### Problem
Retype the material word for word.

— start of Data provided —

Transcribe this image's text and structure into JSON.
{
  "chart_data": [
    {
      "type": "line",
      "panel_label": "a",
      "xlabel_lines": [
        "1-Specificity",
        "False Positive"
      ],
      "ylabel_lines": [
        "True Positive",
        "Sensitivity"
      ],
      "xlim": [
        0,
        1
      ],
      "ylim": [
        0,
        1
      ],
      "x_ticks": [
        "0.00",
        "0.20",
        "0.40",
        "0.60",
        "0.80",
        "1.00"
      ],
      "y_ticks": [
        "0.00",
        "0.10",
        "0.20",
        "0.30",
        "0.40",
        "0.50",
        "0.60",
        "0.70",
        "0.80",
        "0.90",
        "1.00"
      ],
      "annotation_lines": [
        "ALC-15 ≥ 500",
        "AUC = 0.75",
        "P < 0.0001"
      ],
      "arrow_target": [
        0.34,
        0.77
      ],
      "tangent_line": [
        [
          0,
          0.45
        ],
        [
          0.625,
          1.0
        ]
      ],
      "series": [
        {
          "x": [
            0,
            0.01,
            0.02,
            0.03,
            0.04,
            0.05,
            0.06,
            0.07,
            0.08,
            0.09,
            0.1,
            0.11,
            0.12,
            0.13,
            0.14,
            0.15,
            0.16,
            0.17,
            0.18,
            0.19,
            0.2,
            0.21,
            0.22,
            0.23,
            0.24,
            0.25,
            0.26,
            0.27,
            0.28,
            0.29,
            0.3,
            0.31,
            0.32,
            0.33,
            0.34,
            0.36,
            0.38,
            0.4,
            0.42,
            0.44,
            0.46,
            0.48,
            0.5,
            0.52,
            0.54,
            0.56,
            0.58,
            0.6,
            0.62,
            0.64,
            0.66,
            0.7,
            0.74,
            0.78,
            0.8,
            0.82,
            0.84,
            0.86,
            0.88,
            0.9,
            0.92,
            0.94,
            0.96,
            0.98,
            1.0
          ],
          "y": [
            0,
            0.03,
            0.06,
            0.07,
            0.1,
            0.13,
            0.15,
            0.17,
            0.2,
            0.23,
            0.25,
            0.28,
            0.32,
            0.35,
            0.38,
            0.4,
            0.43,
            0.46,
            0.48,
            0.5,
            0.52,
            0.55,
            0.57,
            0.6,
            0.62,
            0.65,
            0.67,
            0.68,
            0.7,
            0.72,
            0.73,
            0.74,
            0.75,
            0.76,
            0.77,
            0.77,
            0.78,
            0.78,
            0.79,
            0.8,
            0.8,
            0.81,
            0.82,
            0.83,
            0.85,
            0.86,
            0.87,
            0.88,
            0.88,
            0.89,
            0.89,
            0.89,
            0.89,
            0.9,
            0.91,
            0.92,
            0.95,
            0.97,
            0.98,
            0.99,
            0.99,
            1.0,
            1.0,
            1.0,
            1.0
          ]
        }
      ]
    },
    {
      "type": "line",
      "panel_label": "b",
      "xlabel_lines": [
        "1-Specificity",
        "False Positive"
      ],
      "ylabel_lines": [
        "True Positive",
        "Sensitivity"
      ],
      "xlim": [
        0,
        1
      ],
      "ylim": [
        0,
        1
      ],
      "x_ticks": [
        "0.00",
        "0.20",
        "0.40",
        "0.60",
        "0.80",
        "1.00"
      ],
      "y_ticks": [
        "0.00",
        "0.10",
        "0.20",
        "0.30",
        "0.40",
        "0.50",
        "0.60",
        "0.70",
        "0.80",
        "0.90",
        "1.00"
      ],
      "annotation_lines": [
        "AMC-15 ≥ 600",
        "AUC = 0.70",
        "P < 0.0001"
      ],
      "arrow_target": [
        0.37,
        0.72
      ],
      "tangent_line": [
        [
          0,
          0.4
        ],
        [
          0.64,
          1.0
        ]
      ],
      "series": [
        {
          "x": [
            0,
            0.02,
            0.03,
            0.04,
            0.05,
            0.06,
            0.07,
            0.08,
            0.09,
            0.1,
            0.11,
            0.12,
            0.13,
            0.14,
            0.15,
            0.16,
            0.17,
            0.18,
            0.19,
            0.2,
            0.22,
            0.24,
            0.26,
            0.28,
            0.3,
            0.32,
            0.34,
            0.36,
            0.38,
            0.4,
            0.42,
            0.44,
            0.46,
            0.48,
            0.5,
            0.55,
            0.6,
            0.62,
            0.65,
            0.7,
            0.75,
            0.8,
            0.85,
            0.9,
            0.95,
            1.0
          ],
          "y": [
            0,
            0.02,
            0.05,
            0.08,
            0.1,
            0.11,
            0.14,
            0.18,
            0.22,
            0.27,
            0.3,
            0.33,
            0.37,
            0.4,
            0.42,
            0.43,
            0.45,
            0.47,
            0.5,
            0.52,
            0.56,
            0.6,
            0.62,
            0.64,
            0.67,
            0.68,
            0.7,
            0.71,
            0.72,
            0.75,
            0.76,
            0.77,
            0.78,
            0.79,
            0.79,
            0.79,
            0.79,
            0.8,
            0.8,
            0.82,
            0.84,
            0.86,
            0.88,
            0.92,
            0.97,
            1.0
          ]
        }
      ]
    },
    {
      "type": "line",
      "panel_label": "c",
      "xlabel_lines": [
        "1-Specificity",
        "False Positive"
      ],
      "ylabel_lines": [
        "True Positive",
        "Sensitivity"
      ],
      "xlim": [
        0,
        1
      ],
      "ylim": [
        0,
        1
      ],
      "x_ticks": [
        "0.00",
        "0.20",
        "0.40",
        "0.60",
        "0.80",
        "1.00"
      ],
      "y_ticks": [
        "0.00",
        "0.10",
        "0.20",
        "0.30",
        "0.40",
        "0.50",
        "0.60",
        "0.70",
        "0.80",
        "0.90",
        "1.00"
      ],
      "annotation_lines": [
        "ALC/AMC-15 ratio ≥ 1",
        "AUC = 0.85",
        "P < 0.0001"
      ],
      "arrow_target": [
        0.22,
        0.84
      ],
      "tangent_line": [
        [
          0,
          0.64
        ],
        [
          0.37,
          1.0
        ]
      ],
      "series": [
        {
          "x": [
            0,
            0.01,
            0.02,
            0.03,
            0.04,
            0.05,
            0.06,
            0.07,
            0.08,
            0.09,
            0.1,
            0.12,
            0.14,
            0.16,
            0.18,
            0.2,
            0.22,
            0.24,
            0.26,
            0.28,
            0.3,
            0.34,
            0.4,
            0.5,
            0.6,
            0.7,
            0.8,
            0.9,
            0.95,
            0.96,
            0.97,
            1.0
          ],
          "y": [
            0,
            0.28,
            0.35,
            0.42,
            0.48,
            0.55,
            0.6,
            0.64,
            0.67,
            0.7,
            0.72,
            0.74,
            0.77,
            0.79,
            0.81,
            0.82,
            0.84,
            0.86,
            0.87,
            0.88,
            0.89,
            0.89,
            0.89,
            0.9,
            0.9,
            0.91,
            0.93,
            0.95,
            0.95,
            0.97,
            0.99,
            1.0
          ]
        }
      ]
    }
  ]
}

— end of Data provided —

### Solution to this problem
Transcribe this image's text and structure into JSON.
{
  "chart_data": [
    {
      "type": "line",
      "panel_label": "a",
      "xlabel_lines": [
        "1-Specificity",
        "False Positive"
      ],
      "ylabel_lines": [
        "True Positive",
        "Sensitivity"
      ],
      "xlim": [
        0,
        1
      ],
      "ylim": [
        0,
        1
      ],
      "x_ticks": [
        "0.00",
        "0.20",
        "0.40",
        "0.60",
        "0.80",
        "1.00"
      ],
      "y_ticks": [
        "0.00",
        "0.10",
        "0.20",
        "0.30",
        "0.40",
        "0.50",
        "0.60",
        "0.70",
        "0.80",
        "0.90",
        "1.00"
      ],
      "annotation_lines": [
        "ALC-15 ≥ 500",
        "AUC = 0.75",
        "P < 0.0001"
      ],
      "arrow_target": [
        0.34,
        0.77
      ],
      "tangent_line": [
        [
          0,
          0.45
        ],
        [
          0.625,
          1.0
        ]
      ],
      "series": [
        {
          "x": [
            0,
            0.01,
            0.02,
            0.03,
            0.04,
            0.05,
            0.06,
            0.07,
            0.08,
            0.09,
            0.1,
            0.11,
            0.12,
            0.13,
            0.14,
            0.15,
            0.16,
            0.17,
            0.18,
            0.19,
            0.2,
            0.21,
            0.22,
            0.23,
            0.24,
            0.25,
            0.26,
            0.27,
            0.28,
            0.29,
            0.3,
            0.31,
            0.32,
            0.33,
            0.34,
            0.36,
            0.38,
            0.4,
            0.42,
            0.44,
            0.46,
            0.48,
            0.5,
            0.52,
            0.54,
            0.56,
            0.58,
            0.6,
            0.62,
            0.64,
            0.66,
            0.7,
            0.74,
            0.78,
            0.8,
            0.82,
            0.84,
            0.86,
            0.88,
            0.9,
            0.92,
            0.94,
            0.96,
            0.98,
            1.0
          ],
          "y": [
            0,
            0.03,
            0.06,
            0.07,
            0.1,
            0.13,
            0.15,
            0.17,
            0.2,
            0.23,
            0.25,
            0.28,
            0.32,
            0.35,
            0.38,
            0.4,
            0.43,
            0.46,
            0.48,
            0.5,
            0.52,
            0.55,
            0.57,
            0.6,
            0.62,
            0.65,
            0.67,
            0.68,
            0.7,
            0.72,
            0.73,
            0.74,
            0.75,
            0.76,
            0.77,
            0.77,
            0.78,
            0.78,
            0.79,
            0.8,
            0.8,
            0.81,
            0.82,
            0.83,
            0.85,
            0.86,
            0.87,
            0.88,
            0.88,
            0.89,
            0.89,
            0.89,
            0.89,
            0.9,
            0.91,
            0.92,
            0.95,
            0.97,
            0.98,
            0.99,
            0.99,
            1.0,
            1.0,
            1.0,
            1.0
          ]
        }
      ]
    },
    {
      "type": "line",
      "panel_label": "b",
      "xlabel_lines": [
        "1-Specificity",
        "False Positive"
      ],
      "ylabel_lines": [
        "True Positive",
        "Sensitivity"
      ],
      "xlim": [
        0,
        1
      ],
      "ylim": [
        0,
        1
      ],
      "x_ticks": [
        "0.00",
        "0.20",
        "0.40",
        "0.60",
        "0.80",
        "1.00"
      ],
      "y_ticks": [
        "0.00",
        "0.10",
        "0.20",
        "0.30",
        "0.40",
        "0.50",
        "0.60",
        "0.70",
        "0.80",
        "0.90",
        "1.00"
      ],
      "annotation_lines": [
        "AMC-15 ≥ 600",
        "AUC = 0.70",
        "P < 0.0001"
      ],
      "arrow_target": [
        0.37,
        0.72
      ],
      "tangent_line": [
        [
          0,
          0.4
        ],
        [
          0.64,
          1.0
        ]
      ],
      "series": [
        {
          "x": [
            0,
            0.02,
            0.03,
            0.04,
            0.05,
            0.06,
            0.07,
            0.08,
            0.09,
            0.1,
            0.11,
            0.12,
            0.13,
            0.14,
            0.15,
            0.16,
            0.17,
            0.18,
            0.19,
            0.2,
            0.22,
            0.24,
            0.26,
            0.28,
            0.3,
            0.32,
            0.34,
            0.36,
            0.38,
            0.4,
            0.42,
            0.44,
            0.46,
            0.48,
            0.5,
            0.55,
            0.6,
            0.62,
            0.65,
            0.7,
            0.75,
            0.8,
            0.85,
            0.9,
            0.95,
            1.0
          ],
          "y": [
            0,
            0.02,
            0.05,
            0.08,
            0.1,
            0.11,
            0.14,
            0.18,
            0.22,
            0.27,
            0.3,
            0.33,
            0.37,
            0.4,
            0.42,
            0.43,
            0.45,
            0.47,
            0.5,
            0.52,
            0.56,
            0.6,
            0.62,
            0.64,
            0.67,
            0.68,
            0.7,
            0.71,
            0.72,
            0.75,
            0.76,
            0.77,
            0.78,
            0.79,
            0.79,
            0.79,
            0.79,
            0.8,
            0.8,
            0.82,
            0.84,
            0.86,
            0.88,
            0.92,
            0.97,
            1.0
          ]
        }
      ]
    },
    {
      "type": "line",
      "panel_label": "c",
      "xlabel_lines": [
        "1-Specificity",
        "False Positive"
      ],
      "ylabel_lines": [
        "True Positive",
        "Sensitivity"
      ],
      "xlim": [
        0,
        1
      ],
      "ylim": [
        0,
        1
      ],
      "x_ticks": [
        "0.00",
        "0.20",
        "0.40",
        "0.60",
        "0.80",
        "1.00"
      ],
      "y_ticks": [
        "0.00",
        "0.10",
        "0.20",
        "0.30",
        "0.40",
        "0.50",
        "0.60",
        "0.70",
        "0.80",
        "0.90",
        "1.00"
      ],
      "annotation_lines": [
        "ALC/AMC-15 ratio ≥ 1",
        "AUC = 0.85",
        "P < 0.0001"
      ],
      "arrow_target": [
        0.22,
        0.84
      ],
      "tangent_line": [
        [
          0,
          0.64
        ],
        [
          0.37,
          1.0
        ]
      ],
      "series": [
        {
          "x": [
            0,
            0.01,
            0.02,
            0.03,
            0.04,
            0.05,
            0.06,
            0.07,
            0.08,
            0.09,
            0.1,
            0.12,
            0.14,
            0.16,
            0.18,
            0.2,
            0.22,
            0.24,
            0.26,
            0.28,
            0.3,
            0.34,
            0.4,
            0.5,
            0.6,
            0.7,
            0.8,
            0.9,
            0.95,
            0.96,
            0.97,
            1.0
          ],
          "y": [
            0,
            0.28,
            0.35,
            0.42,
            0.48,
            0.55,
            0.6,
            0.64,
            0.67,
            0.7,
            0.72,
            0.74,
            0.77,
            0.79,
            0.81,
            0.82,
            0.84,
            0.86,
            0.87,
            0.88,
            0.89,
            0.89,
            0.89,
            0.9,
            0.9,
            0.91,
            0.93,
            0.95,
            0.95,
            0.97,
            0.99,
            1.0
          ]
        }
      ]
    }
  ]
}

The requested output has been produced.